__TASK STATEMENT__.
The exercise asks you to copy every line below in which "placeholder" appears.
— BEGIN —
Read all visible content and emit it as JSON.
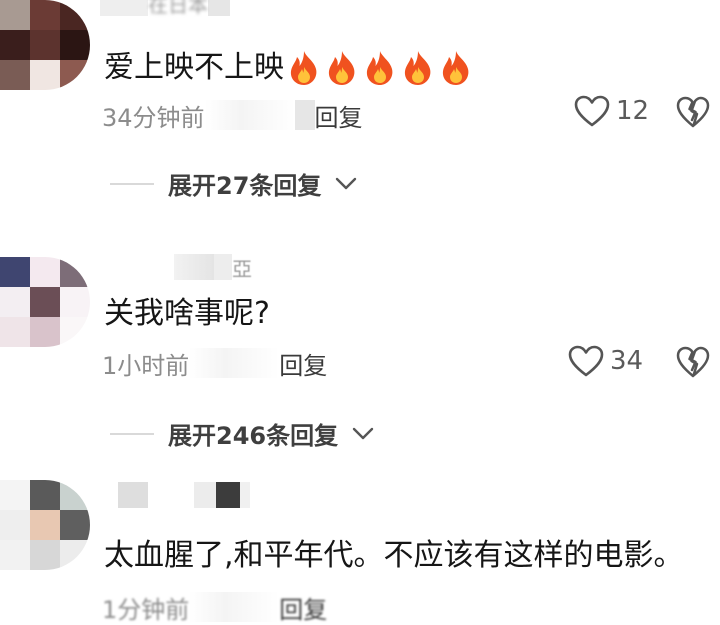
{
  "comments": [
    {
      "username": "在日本",
      "text": "爱上映不上映",
      "flame_count": 5,
      "time": "34分钟前",
      "reply_label": "回复",
      "likes": "12",
      "expand_label": "展开27条回复"
    },
    {
      "username": "亞",
      "text": "关我啥事呢?",
      "time": "1小时前",
      "reply_label": "回复",
      "likes": "34",
      "expand_label": "展开246条回复"
    },
    {
      "username": "",
      "text": "太血腥了,和平年代。不应该有这样的电影。",
      "time": "1分钟前",
      "reply_label": "回复"
    }
  ],
  "icons": {
    "like": "heart-outline-icon",
    "dislike": "broken-heart-icon",
    "expand": "chevron-down-icon",
    "flame": "fire-emoji-icon"
  },
  "colors": {
    "text_primary": "#161616",
    "text_secondary": "#8c8c8c",
    "flame": "#f0521f"
  }
}
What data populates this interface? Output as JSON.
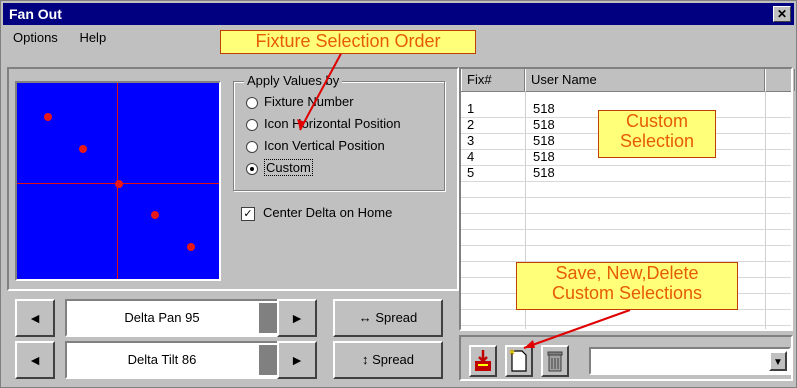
{
  "window": {
    "title": "Fan Out",
    "close_label": "✕"
  },
  "menu": [
    {
      "label": "Options"
    },
    {
      "label": "Help"
    }
  ],
  "apply_values": {
    "legend": "Apply Values by",
    "options": [
      {
        "label": "Fixture Number",
        "selected": false
      },
      {
        "label": "Icon Horizontal Position",
        "selected": false
      },
      {
        "label": "Icon Vertical Position",
        "selected": false
      },
      {
        "label": "Custom",
        "selected": true
      }
    ]
  },
  "center_delta": {
    "label": "Center Delta on  Home",
    "checked": true,
    "mark": "✓"
  },
  "pan": {
    "left_arrow": "◄",
    "label": "Delta Pan 95",
    "value": 95,
    "right_arrow": "►",
    "spread_icon": "↔",
    "spread_label": "Spread"
  },
  "tilt": {
    "left_arrow": "◄",
    "label": "Delta Tilt 86",
    "value": 86,
    "right_arrow": "►",
    "spread_icon": "↕",
    "spread_label": "Spread"
  },
  "grid": {
    "columns": [
      "Fix#",
      "User Name",
      ""
    ],
    "rows": [
      {
        "fix": "1",
        "name": "518"
      },
      {
        "fix": "2",
        "name": "518"
      },
      {
        "fix": "3",
        "name": "518"
      },
      {
        "fix": "4",
        "name": "518"
      },
      {
        "fix": "5",
        "name": "518"
      }
    ]
  },
  "toolbar": {
    "save_icon": "save-icon",
    "new_icon": "new-icon",
    "delete_icon": "delete-icon",
    "combo_value": "",
    "dropdown_arrow": "▼"
  },
  "callouts": {
    "fixture_order": "Fixture Selection Order",
    "custom_selection_line1": "Custom",
    "custom_selection_line2": "Selection",
    "save_line1": "Save, New,Delete",
    "save_line2": "Custom Selections"
  },
  "colors": {
    "title_bar": "#000080",
    "plot_bg": "#0000ff",
    "plot_marks": "#e81818",
    "callout_bg": "#ffff7a",
    "callout_text": "#e65c00"
  }
}
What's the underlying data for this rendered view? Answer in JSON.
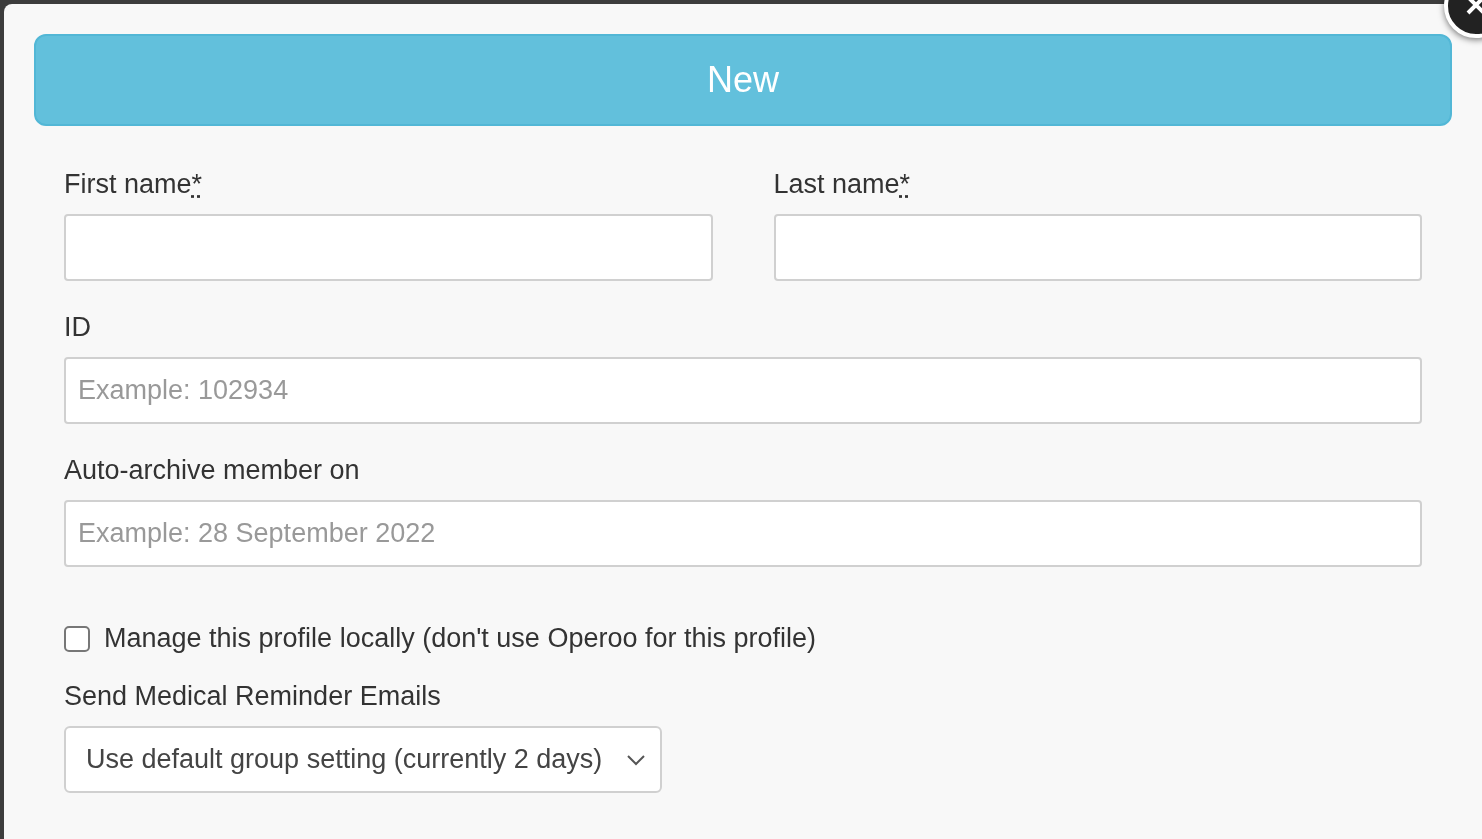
{
  "header_button": {
    "label": "New"
  },
  "name_fields": [
    {
      "label": "First name",
      "required_mark": "*"
    },
    {
      "label": "Last name",
      "required_mark": "*"
    }
  ],
  "id_field": {
    "label": "ID",
    "placeholder": "Example: 102934"
  },
  "archive_field": {
    "label": "Auto-archive member on",
    "placeholder": "Example: 28 September 2022"
  },
  "manage_locally": {
    "label": "Manage this profile locally (don't use Operoo for this profile)",
    "checked": false
  },
  "reminder": {
    "label": "Send Medical Reminder Emails",
    "value": "Use default group setting (currently 2 days)"
  }
}
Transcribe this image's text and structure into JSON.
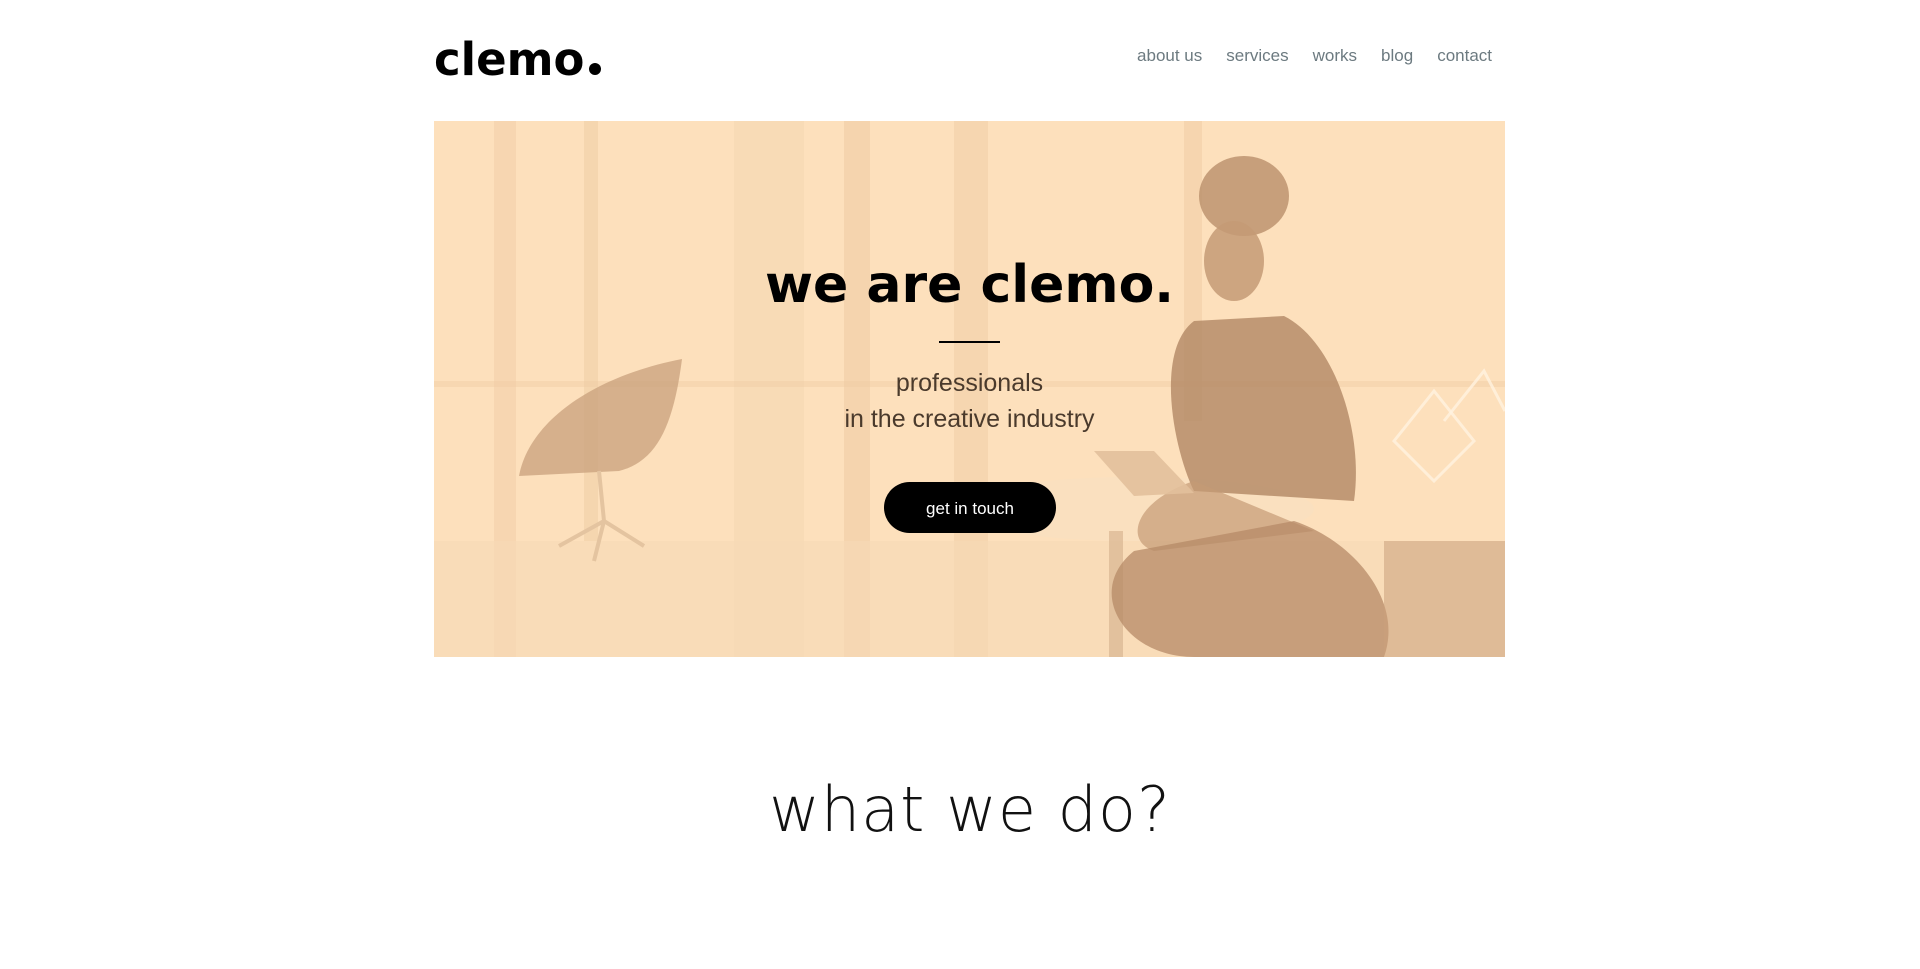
{
  "brand": {
    "logo_text": "clemo"
  },
  "nav": {
    "items": [
      {
        "label": "about us"
      },
      {
        "label": "services"
      },
      {
        "label": "works"
      },
      {
        "label": "blog"
      },
      {
        "label": "contact"
      }
    ]
  },
  "hero": {
    "title": "we are clemo.",
    "subtitle_line1": "professionals",
    "subtitle_line2": "in the creative industry",
    "cta_label": "get in touch",
    "tint_color": "#fde0bc"
  },
  "section": {
    "title": "what we do?"
  }
}
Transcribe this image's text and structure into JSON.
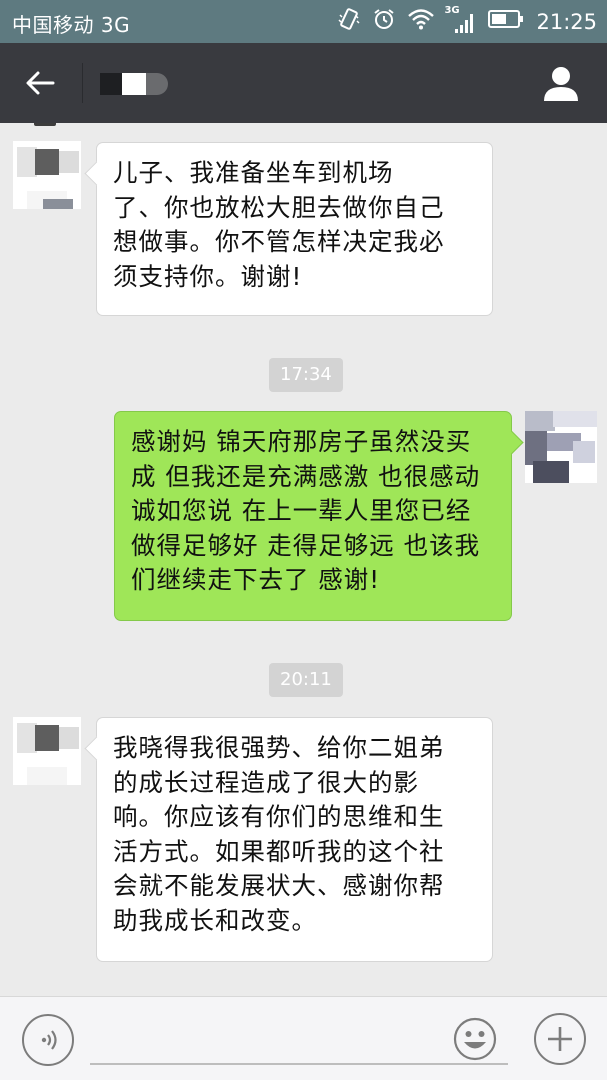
{
  "status_bar": {
    "carrier": "中国移动 3G",
    "network_label": "3G",
    "time": "21:25",
    "icons": [
      "vibrate-icon",
      "alarm-icon",
      "wifi-icon",
      "signal-icon",
      "battery-icon"
    ]
  },
  "title_bar": {
    "back_icon": "arrow-left-icon",
    "profile_icon": "person-icon"
  },
  "messages": [
    {
      "direction": "incoming",
      "text": "儿子、我准备坐车到机场\n了、你也放松大胆去做你自己\n想做事。你不管怎样决定我必\n须支持你。谢谢!"
    },
    {
      "timestamp": "17:34"
    },
    {
      "direction": "outgoing",
      "text": "感谢妈 锦天府那房子虽然没买\n成 但我还是充满感激 也很感动\n诚如您说 在上一辈人里您已经\n做得足够好 走得足够远 也该我\n们继续走下去了 感谢!"
    },
    {
      "timestamp": "20:11"
    },
    {
      "direction": "incoming",
      "text": "我晓得我很强势、给你二姐弟\n的成长过程造成了很大的影\n响。你应该有你们的思维和生\n活方式。如果都听我的这个社\n会就不能发展状大、感谢你帮\n助我成长和改变。"
    }
  ],
  "input_bar": {
    "voice_icon": "voice-icon",
    "emoji_icon": "smiley-icon",
    "plus_icon": "plus-icon",
    "placeholder": ""
  },
  "colors": {
    "status_bar": "#5e7a80",
    "title_bar": "#393a3f",
    "chat_background": "#ebebeb",
    "outgoing_bubble": "#9fe658",
    "incoming_bubble": "#ffffff",
    "timestamp_badge": "#d3d3d3"
  }
}
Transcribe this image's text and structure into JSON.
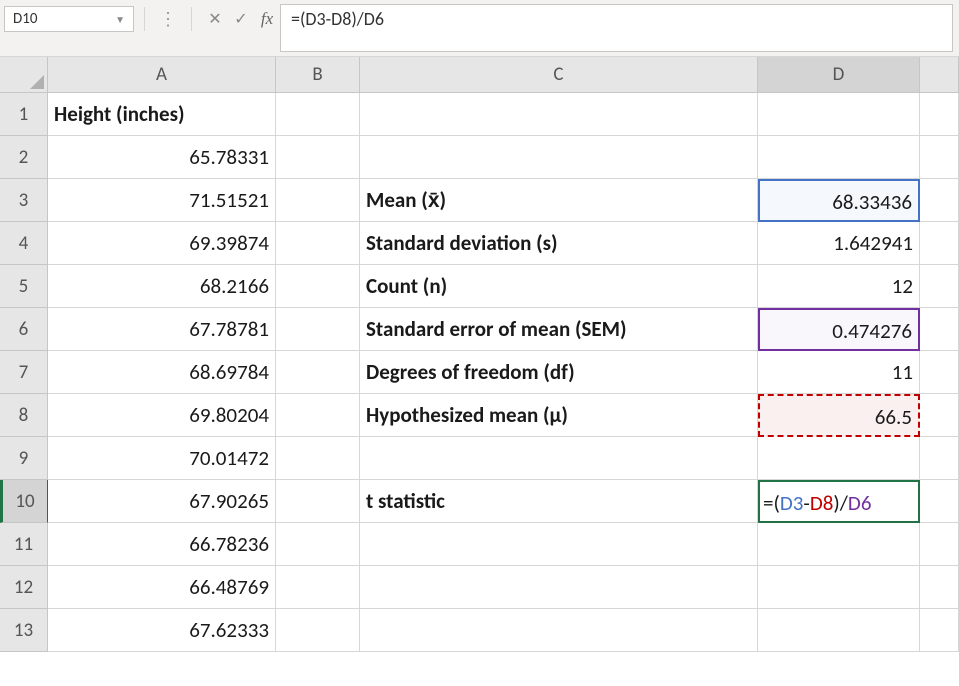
{
  "nameBox": "D10",
  "formulaBar": "=(D3-D8)/D6",
  "columns": [
    "A",
    "B",
    "C",
    "D",
    ""
  ],
  "rowNumbers": [
    "1",
    "2",
    "3",
    "4",
    "5",
    "6",
    "7",
    "8",
    "9",
    "10",
    "11",
    "12",
    "13"
  ],
  "cells": {
    "A1": "Height (inches)",
    "A2": "65.78331",
    "A3": "71.51521",
    "A4": "69.39874",
    "A5": "68.2166",
    "A6": "67.78781",
    "A7": "68.69784",
    "A8": "69.80204",
    "A9": "70.01472",
    "A10": "67.90265",
    "A11": "66.78236",
    "A12": "66.48769",
    "A13": "67.62333",
    "C3": "Mean (x̄)",
    "C4": "Standard deviation (s)",
    "C5": "Count (n)",
    "C6": "Standard error of mean (SEM)",
    "C7": "Degrees of freedom (df)",
    "C8": "Hypothesized mean (µ)",
    "C10": "t statistic",
    "D3": "68.33436",
    "D4": "1.642941",
    "D5": "12",
    "D6": "0.474276",
    "D7": "11",
    "D8": "66.5"
  },
  "editFormula": {
    "prefix": "=(",
    "ref1": "D3",
    "mid1": "-",
    "ref2": "D8",
    "mid2": ")/",
    "ref3": "D6"
  }
}
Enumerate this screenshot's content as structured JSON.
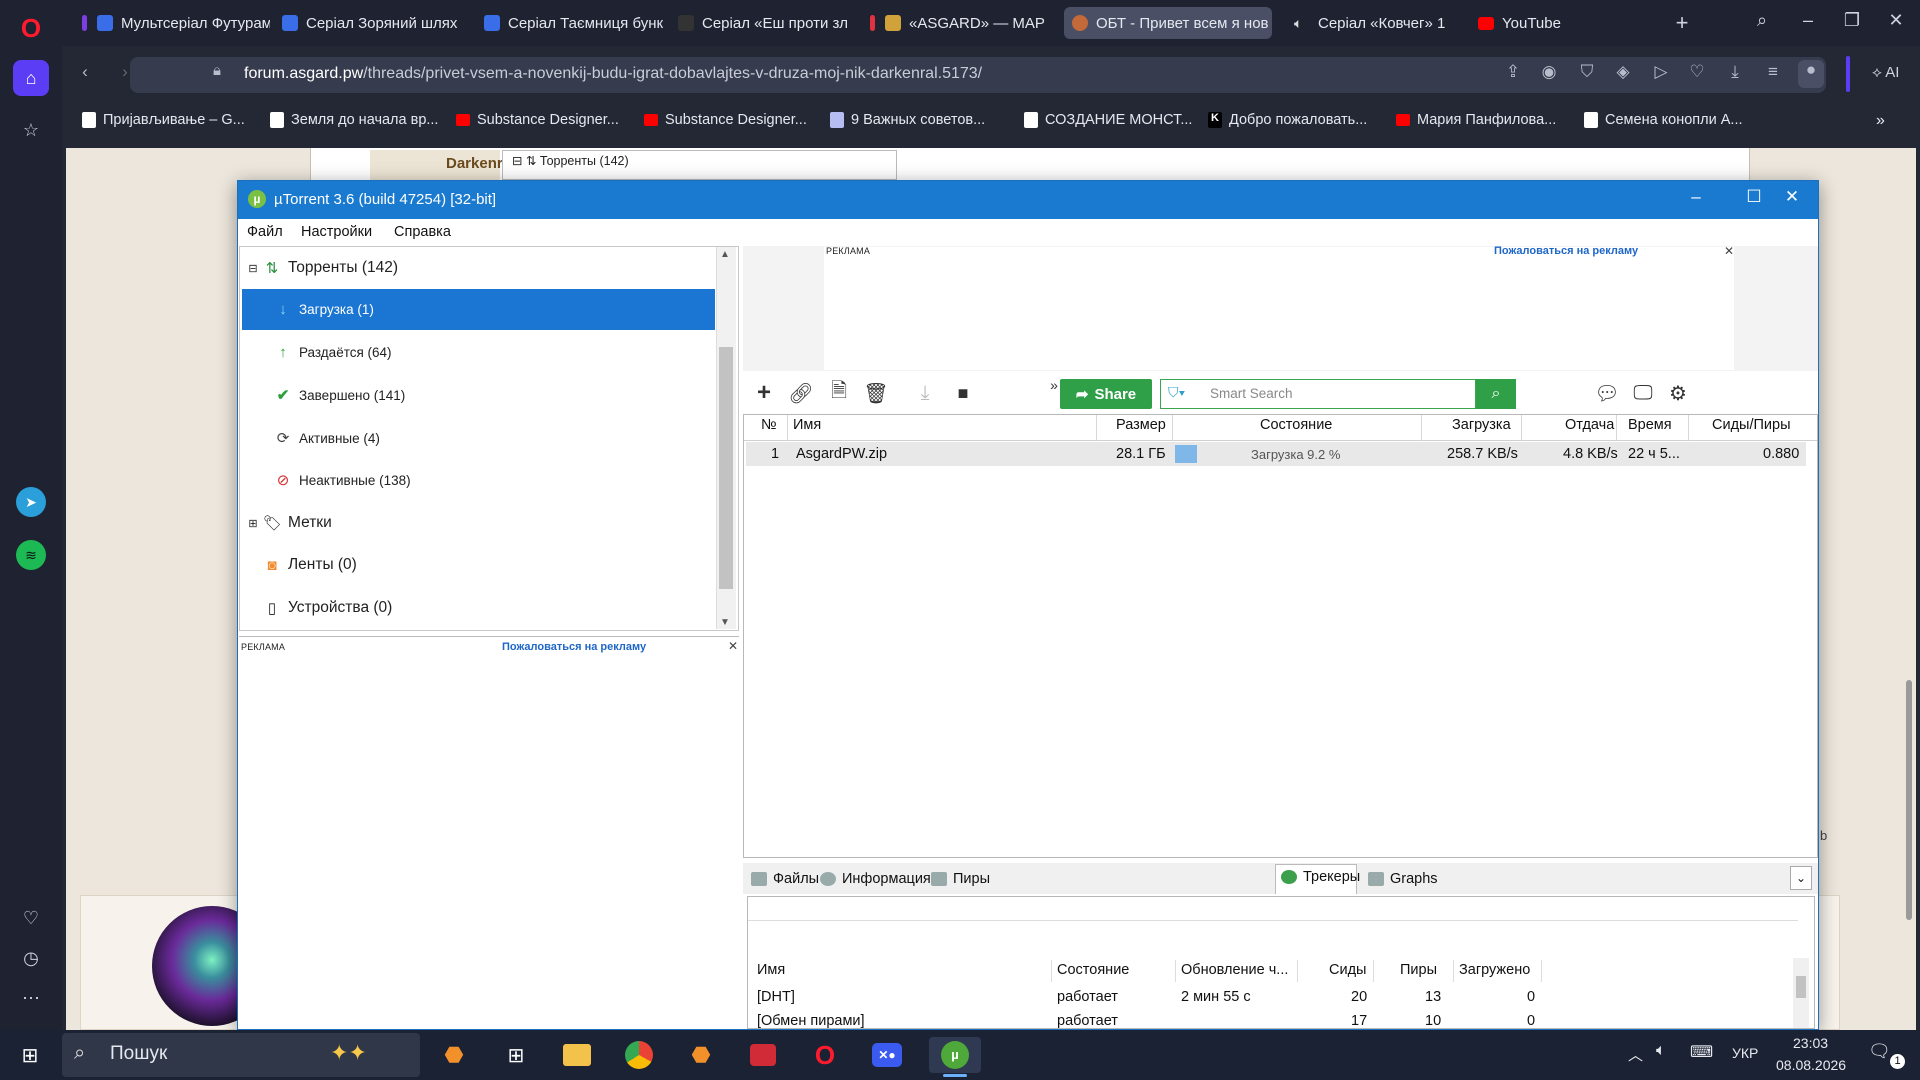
— END —
__SOLUTION TO THE PROBLEM__.
    "placeholder": "Example: 102934"
    "placeholder": "Example: 28 September 2022"
    "placeholder": ""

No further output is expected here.